**Given exercise:** Go through the records and show each line where the word "indrukken" occurs.
:: Data extract ::
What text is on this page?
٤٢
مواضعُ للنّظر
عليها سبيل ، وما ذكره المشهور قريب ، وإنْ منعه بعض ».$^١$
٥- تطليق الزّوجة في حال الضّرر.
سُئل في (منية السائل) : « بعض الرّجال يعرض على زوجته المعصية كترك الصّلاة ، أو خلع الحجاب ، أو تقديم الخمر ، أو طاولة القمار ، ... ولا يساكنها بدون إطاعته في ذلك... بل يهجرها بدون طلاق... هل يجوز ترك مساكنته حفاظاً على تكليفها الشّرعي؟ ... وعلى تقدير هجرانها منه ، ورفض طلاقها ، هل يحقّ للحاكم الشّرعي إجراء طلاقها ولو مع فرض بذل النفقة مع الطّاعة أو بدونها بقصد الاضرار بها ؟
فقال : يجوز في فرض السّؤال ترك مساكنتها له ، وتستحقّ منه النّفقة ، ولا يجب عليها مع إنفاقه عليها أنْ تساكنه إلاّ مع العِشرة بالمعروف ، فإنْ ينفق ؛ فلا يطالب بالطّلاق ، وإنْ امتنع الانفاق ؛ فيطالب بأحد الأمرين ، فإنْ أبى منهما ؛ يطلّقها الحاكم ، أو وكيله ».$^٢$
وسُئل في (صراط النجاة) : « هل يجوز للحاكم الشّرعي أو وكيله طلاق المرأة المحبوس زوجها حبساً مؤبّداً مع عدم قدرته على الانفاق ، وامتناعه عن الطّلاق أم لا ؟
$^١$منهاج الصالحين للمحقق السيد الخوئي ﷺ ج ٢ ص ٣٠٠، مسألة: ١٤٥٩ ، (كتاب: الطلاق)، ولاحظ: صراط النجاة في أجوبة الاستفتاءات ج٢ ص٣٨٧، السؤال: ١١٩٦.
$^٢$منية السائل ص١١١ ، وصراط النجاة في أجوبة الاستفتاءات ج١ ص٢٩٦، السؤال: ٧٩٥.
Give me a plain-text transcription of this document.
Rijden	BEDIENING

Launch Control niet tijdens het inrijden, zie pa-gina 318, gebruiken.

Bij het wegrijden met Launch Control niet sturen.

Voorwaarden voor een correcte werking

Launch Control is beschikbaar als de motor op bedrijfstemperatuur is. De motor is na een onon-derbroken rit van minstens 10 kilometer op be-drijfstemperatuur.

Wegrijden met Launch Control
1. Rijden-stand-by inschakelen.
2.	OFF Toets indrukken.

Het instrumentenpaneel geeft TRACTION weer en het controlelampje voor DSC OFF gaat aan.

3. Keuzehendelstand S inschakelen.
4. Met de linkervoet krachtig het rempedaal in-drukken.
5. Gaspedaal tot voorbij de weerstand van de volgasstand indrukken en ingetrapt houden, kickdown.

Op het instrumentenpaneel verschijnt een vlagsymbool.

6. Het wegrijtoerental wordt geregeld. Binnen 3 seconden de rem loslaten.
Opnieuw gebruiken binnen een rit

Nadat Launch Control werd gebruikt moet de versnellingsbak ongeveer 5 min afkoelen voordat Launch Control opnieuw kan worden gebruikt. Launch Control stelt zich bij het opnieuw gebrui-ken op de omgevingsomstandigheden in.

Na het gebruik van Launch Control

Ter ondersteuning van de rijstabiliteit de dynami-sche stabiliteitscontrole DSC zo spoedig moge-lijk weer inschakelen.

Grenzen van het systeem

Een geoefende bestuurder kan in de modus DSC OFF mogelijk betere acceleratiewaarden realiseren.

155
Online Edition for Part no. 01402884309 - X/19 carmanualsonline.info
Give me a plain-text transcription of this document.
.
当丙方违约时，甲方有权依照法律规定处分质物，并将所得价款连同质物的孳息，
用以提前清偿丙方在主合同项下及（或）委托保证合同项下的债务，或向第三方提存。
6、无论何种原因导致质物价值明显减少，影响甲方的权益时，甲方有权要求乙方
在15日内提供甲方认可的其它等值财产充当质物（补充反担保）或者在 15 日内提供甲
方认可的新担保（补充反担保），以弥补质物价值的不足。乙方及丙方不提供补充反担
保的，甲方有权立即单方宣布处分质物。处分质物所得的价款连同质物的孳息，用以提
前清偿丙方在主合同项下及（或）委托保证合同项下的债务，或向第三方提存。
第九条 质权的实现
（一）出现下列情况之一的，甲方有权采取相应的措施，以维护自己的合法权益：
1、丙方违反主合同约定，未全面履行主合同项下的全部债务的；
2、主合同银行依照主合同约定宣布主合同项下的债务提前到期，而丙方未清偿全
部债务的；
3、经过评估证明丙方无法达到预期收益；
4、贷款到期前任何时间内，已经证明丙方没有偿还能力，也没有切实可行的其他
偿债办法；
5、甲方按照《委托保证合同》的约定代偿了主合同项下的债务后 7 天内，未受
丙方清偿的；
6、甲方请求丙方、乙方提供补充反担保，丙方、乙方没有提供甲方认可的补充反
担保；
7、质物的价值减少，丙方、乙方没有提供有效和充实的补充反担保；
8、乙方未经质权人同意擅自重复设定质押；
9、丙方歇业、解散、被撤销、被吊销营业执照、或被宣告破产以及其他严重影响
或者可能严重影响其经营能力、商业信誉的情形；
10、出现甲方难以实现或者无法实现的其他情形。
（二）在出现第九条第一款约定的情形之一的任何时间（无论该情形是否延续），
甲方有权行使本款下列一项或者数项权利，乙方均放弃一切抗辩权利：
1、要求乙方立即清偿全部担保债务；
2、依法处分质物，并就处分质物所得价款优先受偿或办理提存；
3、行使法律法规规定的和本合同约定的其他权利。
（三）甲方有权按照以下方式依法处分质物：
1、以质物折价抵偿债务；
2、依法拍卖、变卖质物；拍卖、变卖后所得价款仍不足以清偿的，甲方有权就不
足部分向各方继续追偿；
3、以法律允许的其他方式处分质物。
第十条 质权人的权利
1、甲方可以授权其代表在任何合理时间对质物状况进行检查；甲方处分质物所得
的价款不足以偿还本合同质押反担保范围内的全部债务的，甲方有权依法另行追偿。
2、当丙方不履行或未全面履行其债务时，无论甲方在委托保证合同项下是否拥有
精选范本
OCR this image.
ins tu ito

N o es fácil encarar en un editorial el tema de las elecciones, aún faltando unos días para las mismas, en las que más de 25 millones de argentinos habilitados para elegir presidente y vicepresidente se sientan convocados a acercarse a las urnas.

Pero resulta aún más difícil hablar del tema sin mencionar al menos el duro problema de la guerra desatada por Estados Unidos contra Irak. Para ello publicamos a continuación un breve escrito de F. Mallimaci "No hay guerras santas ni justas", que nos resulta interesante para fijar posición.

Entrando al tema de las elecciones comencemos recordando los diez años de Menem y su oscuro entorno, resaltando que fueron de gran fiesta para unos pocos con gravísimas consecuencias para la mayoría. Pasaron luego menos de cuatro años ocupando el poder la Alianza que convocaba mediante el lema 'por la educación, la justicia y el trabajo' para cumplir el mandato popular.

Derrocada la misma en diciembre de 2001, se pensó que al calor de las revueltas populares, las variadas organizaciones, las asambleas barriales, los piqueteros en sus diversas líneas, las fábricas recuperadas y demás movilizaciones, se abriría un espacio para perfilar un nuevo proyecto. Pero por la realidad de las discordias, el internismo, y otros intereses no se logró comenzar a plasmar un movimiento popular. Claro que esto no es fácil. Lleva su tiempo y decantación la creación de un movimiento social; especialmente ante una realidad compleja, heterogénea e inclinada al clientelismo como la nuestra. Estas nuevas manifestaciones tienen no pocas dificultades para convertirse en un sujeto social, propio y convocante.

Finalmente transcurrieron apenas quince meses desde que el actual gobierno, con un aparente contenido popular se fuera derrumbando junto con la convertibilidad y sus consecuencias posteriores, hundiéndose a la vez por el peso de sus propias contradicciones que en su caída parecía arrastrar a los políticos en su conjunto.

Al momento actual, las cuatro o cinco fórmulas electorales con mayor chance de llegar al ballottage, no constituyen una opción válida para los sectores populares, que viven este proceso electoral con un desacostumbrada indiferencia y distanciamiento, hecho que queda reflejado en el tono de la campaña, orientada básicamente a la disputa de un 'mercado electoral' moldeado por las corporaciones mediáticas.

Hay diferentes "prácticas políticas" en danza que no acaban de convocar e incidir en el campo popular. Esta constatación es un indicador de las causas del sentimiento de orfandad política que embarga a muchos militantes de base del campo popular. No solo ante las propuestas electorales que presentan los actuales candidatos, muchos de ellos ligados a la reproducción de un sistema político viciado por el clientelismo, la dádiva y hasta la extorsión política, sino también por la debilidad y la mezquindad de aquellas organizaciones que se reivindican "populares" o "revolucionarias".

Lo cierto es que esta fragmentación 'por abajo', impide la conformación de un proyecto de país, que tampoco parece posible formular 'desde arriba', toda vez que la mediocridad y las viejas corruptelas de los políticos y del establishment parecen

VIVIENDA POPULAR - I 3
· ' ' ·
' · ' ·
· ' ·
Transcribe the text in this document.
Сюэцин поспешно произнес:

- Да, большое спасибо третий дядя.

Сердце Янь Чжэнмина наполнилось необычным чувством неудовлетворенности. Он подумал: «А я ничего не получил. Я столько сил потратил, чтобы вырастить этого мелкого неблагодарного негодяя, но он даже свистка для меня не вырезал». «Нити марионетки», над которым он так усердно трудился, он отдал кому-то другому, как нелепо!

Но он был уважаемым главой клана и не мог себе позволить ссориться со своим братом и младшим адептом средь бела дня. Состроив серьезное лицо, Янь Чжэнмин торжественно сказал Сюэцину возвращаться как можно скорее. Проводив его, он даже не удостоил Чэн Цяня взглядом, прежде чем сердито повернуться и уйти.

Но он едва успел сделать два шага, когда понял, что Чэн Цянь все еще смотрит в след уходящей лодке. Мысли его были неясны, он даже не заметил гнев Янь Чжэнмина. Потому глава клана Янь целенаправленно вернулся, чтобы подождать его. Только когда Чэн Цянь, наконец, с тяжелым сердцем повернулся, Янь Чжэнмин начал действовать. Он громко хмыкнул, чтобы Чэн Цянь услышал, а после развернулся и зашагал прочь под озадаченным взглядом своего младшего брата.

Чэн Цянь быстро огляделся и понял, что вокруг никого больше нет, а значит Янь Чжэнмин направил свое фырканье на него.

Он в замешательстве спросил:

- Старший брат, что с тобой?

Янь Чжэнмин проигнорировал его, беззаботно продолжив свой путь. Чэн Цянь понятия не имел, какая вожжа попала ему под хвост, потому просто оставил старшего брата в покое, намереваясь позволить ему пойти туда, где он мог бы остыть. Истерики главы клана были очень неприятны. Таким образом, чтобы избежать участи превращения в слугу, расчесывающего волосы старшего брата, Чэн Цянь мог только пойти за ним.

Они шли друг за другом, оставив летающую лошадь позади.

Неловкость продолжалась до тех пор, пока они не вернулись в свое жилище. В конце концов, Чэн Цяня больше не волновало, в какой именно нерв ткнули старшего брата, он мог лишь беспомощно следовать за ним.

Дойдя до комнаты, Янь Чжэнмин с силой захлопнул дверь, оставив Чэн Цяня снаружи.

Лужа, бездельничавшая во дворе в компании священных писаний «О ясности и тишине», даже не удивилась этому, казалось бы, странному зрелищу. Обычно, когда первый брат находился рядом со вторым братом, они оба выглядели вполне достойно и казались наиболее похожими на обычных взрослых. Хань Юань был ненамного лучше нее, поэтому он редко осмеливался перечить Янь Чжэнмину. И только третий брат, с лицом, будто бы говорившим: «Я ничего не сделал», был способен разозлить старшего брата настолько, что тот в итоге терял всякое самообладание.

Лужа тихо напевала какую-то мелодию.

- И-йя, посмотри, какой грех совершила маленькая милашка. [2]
:::
**Response to this task:**
2.	OFF Toets indrukken.
5. Gaspedaal tot voorbij de weerstand van de volgasstand indrukken en ingetrapt houden, kickdown.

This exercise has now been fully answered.